═══ DATA RECORDS

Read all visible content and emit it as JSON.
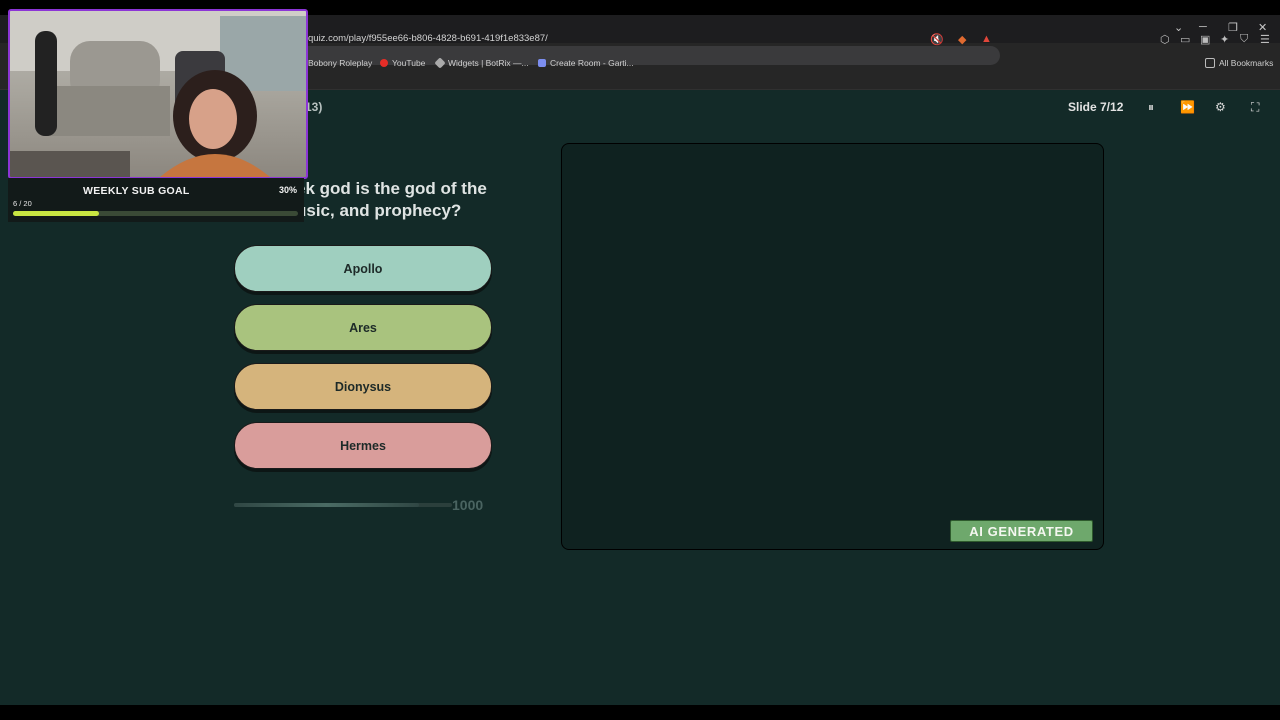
{
  "browser": {
    "url": "quiz.com/play/f955ee66-b806-4828-b691-419f1e833e87/",
    "bookmarks": [
      "Bobony Roleplay",
      "YouTube",
      "Widgets | BotRix —...",
      "Create Room - Garti..."
    ],
    "all_bookmarks": "All Bookmarks",
    "window_controls": {
      "minimize": "─",
      "restore": "❐",
      "close": "✕",
      "tabs": "⌄"
    }
  },
  "quiz": {
    "question_number": "13)",
    "slide": "Slide 7/12",
    "question_line1": "ek god is the god of the",
    "question_line2": "usic, and prophecy?",
    "answers": [
      {
        "label": "Apollo",
        "color": "#9fcfbf"
      },
      {
        "label": "Ares",
        "color": "#a9c37e"
      },
      {
        "label": "Dionysus",
        "color": "#d5b47c"
      },
      {
        "label": "Hermes",
        "color": "#d99d9b"
      }
    ],
    "timer_fraction": 0.85,
    "points": "1000",
    "ai_badge": "AI GENERATED",
    "controls": {
      "pause": "⏸",
      "skip": "⏩",
      "settings": "⚙",
      "fullscreen": "⛶"
    }
  },
  "overlay": {
    "goal_title": "WEEKLY SUB GOAL",
    "goal_percent": "30%",
    "goal_count": "6 / 20",
    "goal_fraction": 0.3,
    "border_color": "#8c35d6"
  }
}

══════

Output the lines above in full and exactly as given, omitting any pictures.

- **SOLVED EXERCISE**
Read all visible content and emit it as JSON.
{
  "browser": {
    "url": "quiz.com/play/f955ee66-b806-4828-b691-419f1e833e87/",
    "bookmarks": [
      "Bobony Roleplay",
      "YouTube",
      "Widgets | BotRix —...",
      "Create Room - Garti..."
    ],
    "all_bookmarks": "All Bookmarks",
    "window_controls": {
      "minimize": "─",
      "restore": "❐",
      "close": "✕",
      "tabs": "⌄"
    }
  },
  "quiz": {
    "question_number": "13)",
    "slide": "Slide 7/12",
    "question_line1": "ek god is the god of the",
    "question_line2": "usic, and prophecy?",
    "answers": [
      {
        "label": "Apollo",
        "color": "#9fcfbf"
      },
      {
        "label": "Ares",
        "color": "#a9c37e"
      },
      {
        "label": "Dionysus",
        "color": "#d5b47c"
      },
      {
        "label": "Hermes",
        "color": "#d99d9b"
      }
    ],
    "timer_fraction": 0.85,
    "points": "1000",
    "ai_badge": "AI GENERATED",
    "controls": {
      "pause": "⏸",
      "skip": "⏩",
      "settings": "⚙",
      "fullscreen": "⛶"
    }
  },
  "overlay": {
    "goal_title": "WEEKLY SUB GOAL",
    "goal_percent": "30%",
    "goal_count": "6 / 20",
    "goal_fraction": 0.3,
    "border_color": "#8c35d6"
  }
}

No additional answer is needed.